Retype exactly the lines from the one containing "Decode this chart: output" through the last line of the records below, including both, and leave out any pictures.

(Stored entries)
== == ==
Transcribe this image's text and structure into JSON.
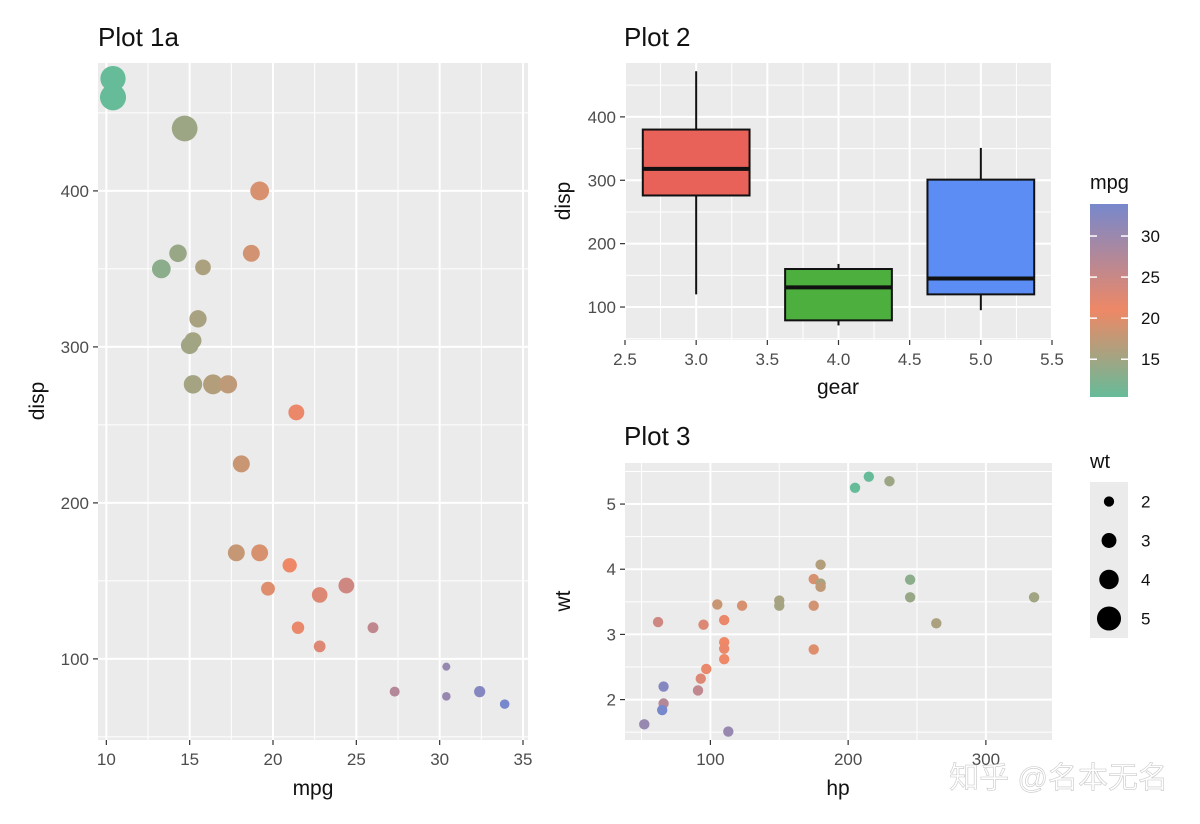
{
  "colors": {
    "panel_bg": "#EBEBEB",
    "grid": "#FFFFFF",
    "mpg_low": "#66BB99",
    "mpg_mid": "#EE8866",
    "mpg_high": "#7788CC"
  },
  "legend_mpg": {
    "title": "mpg",
    "ticks": [
      "15",
      "20",
      "25",
      "30"
    ],
    "min": 10.4,
    "max": 33.9
  },
  "legend_wt": {
    "title": "wt",
    "labels": [
      "2",
      "3",
      "4",
      "5"
    ]
  },
  "watermark": "知乎 @名本无名",
  "chart_data": [
    {
      "id": "plot1a",
      "type": "scatter",
      "title": "Plot 1a",
      "xlabel": "mpg",
      "ylabel": "disp",
      "xlim": [
        9.5,
        35.3
      ],
      "ylim": [
        48,
        482
      ],
      "xticks": [
        10,
        15,
        20,
        25,
        30,
        35
      ],
      "yticks": [
        100,
        200,
        300,
        400
      ],
      "points": [
        {
          "x": 10.4,
          "y": 472,
          "wt": 5.25
        },
        {
          "x": 10.4,
          "y": 460,
          "wt": 5.42
        },
        {
          "x": 14.7,
          "y": 440,
          "wt": 5.35
        },
        {
          "x": 19.2,
          "y": 400,
          "wt": 3.85
        },
        {
          "x": 14.3,
          "y": 360,
          "wt": 3.57
        },
        {
          "x": 18.7,
          "y": 360,
          "wt": 3.44
        },
        {
          "x": 13.3,
          "y": 350,
          "wt": 3.84
        },
        {
          "x": 15.8,
          "y": 351,
          "wt": 3.17
        },
        {
          "x": 15.5,
          "y": 318,
          "wt": 3.52
        },
        {
          "x": 15.2,
          "y": 304,
          "wt": 3.44
        },
        {
          "x": 15.0,
          "y": 301,
          "wt": 3.57
        },
        {
          "x": 15.2,
          "y": 276,
          "wt": 3.78
        },
        {
          "x": 16.4,
          "y": 276,
          "wt": 4.07
        },
        {
          "x": 17.3,
          "y": 276,
          "wt": 3.73
        },
        {
          "x": 21.4,
          "y": 258,
          "wt": 3.22
        },
        {
          "x": 18.1,
          "y": 225,
          "wt": 3.46
        },
        {
          "x": 17.8,
          "y": 168,
          "wt": 3.44
        },
        {
          "x": 19.2,
          "y": 168,
          "wt": 3.44
        },
        {
          "x": 21.0,
          "y": 160,
          "wt": 2.62
        },
        {
          "x": 21.0,
          "y": 160,
          "wt": 2.88
        },
        {
          "x": 24.4,
          "y": 147,
          "wt": 3.19
        },
        {
          "x": 19.7,
          "y": 145,
          "wt": 2.77
        },
        {
          "x": 22.8,
          "y": 141,
          "wt": 3.15
        },
        {
          "x": 21.5,
          "y": 120,
          "wt": 2.47
        },
        {
          "x": 26.0,
          "y": 120,
          "wt": 2.14
        },
        {
          "x": 22.8,
          "y": 108,
          "wt": 2.32
        },
        {
          "x": 30.4,
          "y": 95,
          "wt": 1.51
        },
        {
          "x": 27.3,
          "y": 79,
          "wt": 1.94
        },
        {
          "x": 32.4,
          "y": 79,
          "wt": 2.2
        },
        {
          "x": 30.4,
          "y": 76,
          "wt": 1.62
        },
        {
          "x": 33.9,
          "y": 71,
          "wt": 1.84
        }
      ]
    },
    {
      "id": "plot2",
      "type": "box",
      "title": "Plot 2",
      "xlabel": "gear",
      "ylabel": "disp",
      "xlim": [
        2.5,
        5.5
      ],
      "ylim": [
        48,
        485
      ],
      "xticks": [
        "2.5",
        "3.0",
        "3.5",
        "4.0",
        "4.5",
        "5.0",
        "5.5"
      ],
      "yticks": [
        100,
        200,
        300,
        400
      ],
      "boxes": [
        {
          "gear": 3,
          "color": "#E8625A",
          "min": 120,
          "q1": 276,
          "median": 318,
          "q3": 380,
          "max": 472
        },
        {
          "gear": 4,
          "color": "#4DAF3E",
          "min": 71,
          "q1": 79,
          "median": 131,
          "q3": 160,
          "max": 168
        },
        {
          "gear": 5,
          "color": "#5B8DF5",
          "min": 95,
          "q1": 120,
          "median": 145,
          "q3": 301,
          "max": 351
        }
      ]
    },
    {
      "id": "plot3",
      "type": "scatter",
      "title": "Plot 3",
      "xlabel": "hp",
      "ylabel": "wt",
      "xlim": [
        38,
        348
      ],
      "ylim": [
        1.38,
        5.63
      ],
      "xticks": [
        100,
        200,
        300
      ],
      "yticks": [
        2,
        3,
        4,
        5
      ],
      "points": [
        {
          "x": 205,
          "y": 5.25,
          "mpg": 10.4
        },
        {
          "x": 215,
          "y": 5.42,
          "mpg": 10.4
        },
        {
          "x": 230,
          "y": 5.35,
          "mpg": 14.7
        },
        {
          "x": 180,
          "y": 4.07,
          "mpg": 16.4
        },
        {
          "x": 175,
          "y": 3.85,
          "mpg": 19.2
        },
        {
          "x": 180,
          "y": 3.78,
          "mpg": 15.2
        },
        {
          "x": 180,
          "y": 3.73,
          "mpg": 17.3
        },
        {
          "x": 245,
          "y": 3.84,
          "mpg": 13.3
        },
        {
          "x": 245,
          "y": 3.57,
          "mpg": 14.3
        },
        {
          "x": 335,
          "y": 3.57,
          "mpg": 15.0
        },
        {
          "x": 264,
          "y": 3.17,
          "mpg": 15.8
        },
        {
          "x": 150,
          "y": 3.52,
          "mpg": 15.5
        },
        {
          "x": 150,
          "y": 3.44,
          "mpg": 15.2
        },
        {
          "x": 175,
          "y": 3.44,
          "mpg": 18.7
        },
        {
          "x": 105,
          "y": 3.46,
          "mpg": 18.1
        },
        {
          "x": 123,
          "y": 3.44,
          "mpg": 19.2
        },
        {
          "x": 110,
          "y": 3.22,
          "mpg": 21.4
        },
        {
          "x": 62,
          "y": 3.19,
          "mpg": 24.4
        },
        {
          "x": 95,
          "y": 3.15,
          "mpg": 22.8
        },
        {
          "x": 110,
          "y": 2.88,
          "mpg": 21.0
        },
        {
          "x": 110,
          "y": 2.78,
          "mpg": 21.3
        },
        {
          "x": 175,
          "y": 2.77,
          "mpg": 19.7
        },
        {
          "x": 110,
          "y": 2.62,
          "mpg": 21.0
        },
        {
          "x": 97,
          "y": 2.47,
          "mpg": 21.5
        },
        {
          "x": 93,
          "y": 2.32,
          "mpg": 22.8
        },
        {
          "x": 66,
          "y": 2.2,
          "mpg": 32.4
        },
        {
          "x": 91,
          "y": 2.14,
          "mpg": 26.0
        },
        {
          "x": 66,
          "y": 1.94,
          "mpg": 27.3
        },
        {
          "x": 65,
          "y": 1.84,
          "mpg": 33.9
        },
        {
          "x": 52,
          "y": 1.62,
          "mpg": 30.4
        },
        {
          "x": 113,
          "y": 1.51,
          "mpg": 30.4
        }
      ]
    }
  ]
}
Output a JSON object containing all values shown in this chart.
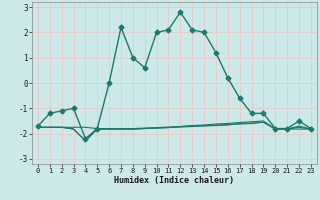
{
  "xlabel": "Humidex (Indice chaleur)",
  "bg_color": "#cde8e8",
  "grid_color": "#e8c8c8",
  "line_color": "#1a7a6e",
  "xlim": [
    -0.5,
    23.5
  ],
  "ylim": [
    -3.2,
    3.2
  ],
  "xticks": [
    0,
    1,
    2,
    3,
    4,
    5,
    6,
    7,
    8,
    9,
    10,
    11,
    12,
    13,
    14,
    15,
    16,
    17,
    18,
    19,
    20,
    21,
    22,
    23
  ],
  "yticks": [
    -3,
    -2,
    -1,
    0,
    1,
    2,
    3
  ],
  "series": [
    {
      "x": [
        0,
        1,
        2,
        3,
        4,
        5,
        6,
        7,
        8,
        9,
        10,
        11,
        12,
        13,
        14,
        15,
        16,
        17,
        18,
        19,
        20,
        21,
        22,
        23
      ],
      "y": [
        -1.7,
        -1.2,
        -1.1,
        -1.0,
        -2.2,
        -1.8,
        0.0,
        2.2,
        1.0,
        0.6,
        2.0,
        2.1,
        2.8,
        2.1,
        2.0,
        1.2,
        0.2,
        -0.6,
        -1.2,
        -1.2,
        -1.8,
        -1.8,
        -1.5,
        -1.8
      ],
      "marker": "D",
      "markersize": 2.5,
      "linewidth": 1.0
    },
    {
      "x": [
        0,
        1,
        2,
        3,
        4,
        5,
        6,
        7,
        8,
        9,
        10,
        11,
        12,
        13,
        14,
        15,
        16,
        17,
        18,
        19,
        20,
        21,
        22,
        23
      ],
      "y": [
        -1.75,
        -1.75,
        -1.75,
        -1.75,
        -1.75,
        -1.8,
        -1.8,
        -1.8,
        -1.8,
        -1.78,
        -1.76,
        -1.74,
        -1.72,
        -1.7,
        -1.68,
        -1.66,
        -1.64,
        -1.62,
        -1.6,
        -1.55,
        -1.8,
        -1.82,
        -1.82,
        -1.82
      ],
      "marker": null,
      "linewidth": 0.8
    },
    {
      "x": [
        0,
        1,
        2,
        3,
        4,
        5,
        6,
        7,
        8,
        9,
        10,
        11,
        12,
        13,
        14,
        15,
        16,
        17,
        18,
        19,
        20,
        21,
        22,
        23
      ],
      "y": [
        -1.75,
        -1.75,
        -1.75,
        -1.82,
        -2.28,
        -1.82,
        -1.82,
        -1.82,
        -1.82,
        -1.8,
        -1.78,
        -1.76,
        -1.74,
        -1.72,
        -1.7,
        -1.68,
        -1.66,
        -1.6,
        -1.58,
        -1.55,
        -1.82,
        -1.82,
        -1.75,
        -1.82
      ],
      "marker": null,
      "linewidth": 0.8
    },
    {
      "x": [
        0,
        1,
        2,
        3,
        4,
        5,
        6,
        7,
        8,
        9,
        10,
        11,
        12,
        13,
        14,
        15,
        16,
        17,
        18,
        19,
        20,
        21,
        22,
        23
      ],
      "y": [
        -1.75,
        -1.75,
        -1.75,
        -1.82,
        -2.28,
        -1.82,
        -1.82,
        -1.82,
        -1.82,
        -1.8,
        -1.78,
        -1.76,
        -1.72,
        -1.68,
        -1.66,
        -1.62,
        -1.6,
        -1.56,
        -1.53,
        -1.5,
        -1.82,
        -1.82,
        -1.7,
        -1.82
      ],
      "marker": null,
      "linewidth": 0.8
    }
  ]
}
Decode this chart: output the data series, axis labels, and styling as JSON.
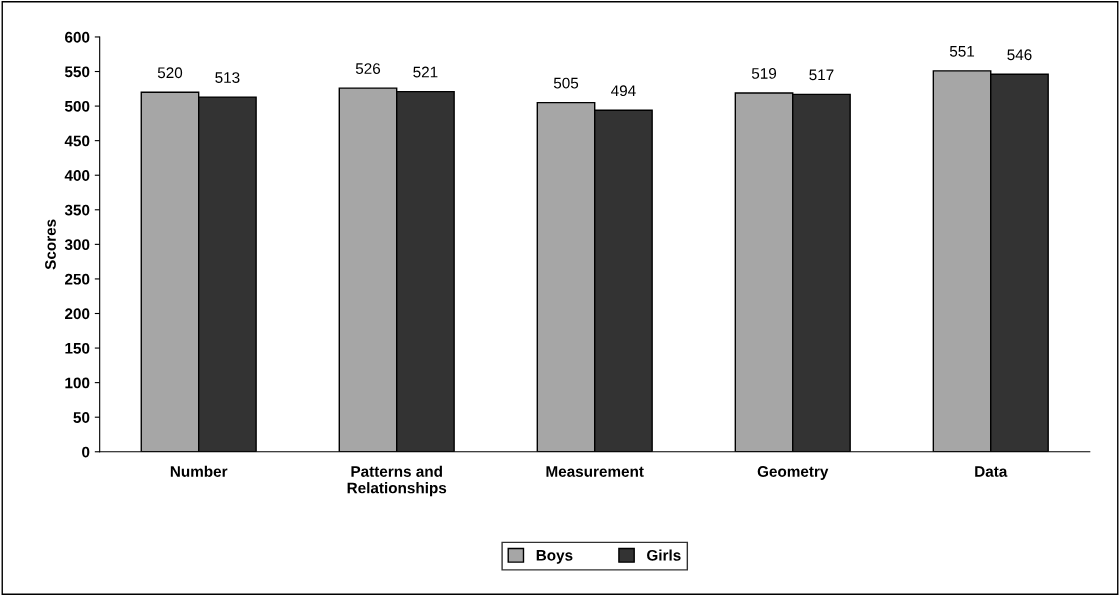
{
  "chart_data": {
    "type": "bar",
    "ylabel": "Scores",
    "categories": [
      "Number",
      "Patterns and\nRelationships",
      "Measurement",
      "Geometry",
      "Data"
    ],
    "series": [
      {
        "name": "Boys",
        "color": "#a6a6a6",
        "values": [
          520,
          526,
          505,
          519,
          551
        ]
      },
      {
        "name": "Girls",
        "color": "#333333",
        "values": [
          513,
          521,
          494,
          517,
          546
        ]
      }
    ],
    "ylim": [
      0,
      600
    ],
    "yticks": [
      0,
      50,
      100,
      150,
      200,
      250,
      300,
      350,
      400,
      450,
      500,
      550,
      600
    ],
    "grid": false,
    "legend": "bottom",
    "data_labels": true
  }
}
== == ==
• [Output below]:
Decode this chart: output the data series, axis labels, and styling as JSON.
{
  "chart_data": {
    "type": "bar",
    "ylabel": "Scores",
    "categories": [
      "Number",
      "Patterns and\nRelationships",
      "Measurement",
      "Geometry",
      "Data"
    ],
    "series": [
      {
        "name": "Boys",
        "color": "#a6a6a6",
        "values": [
          520,
          526,
          505,
          519,
          551
        ]
      },
      {
        "name": "Girls",
        "color": "#333333",
        "values": [
          513,
          521,
          494,
          517,
          546
        ]
      }
    ],
    "ylim": [
      0,
      600
    ],
    "yticks": [
      0,
      50,
      100,
      150,
      200,
      250,
      300,
      350,
      400,
      450,
      500,
      550,
      600
    ],
    "grid": false,
    "legend": "bottom",
    "data_labels": true
  }
}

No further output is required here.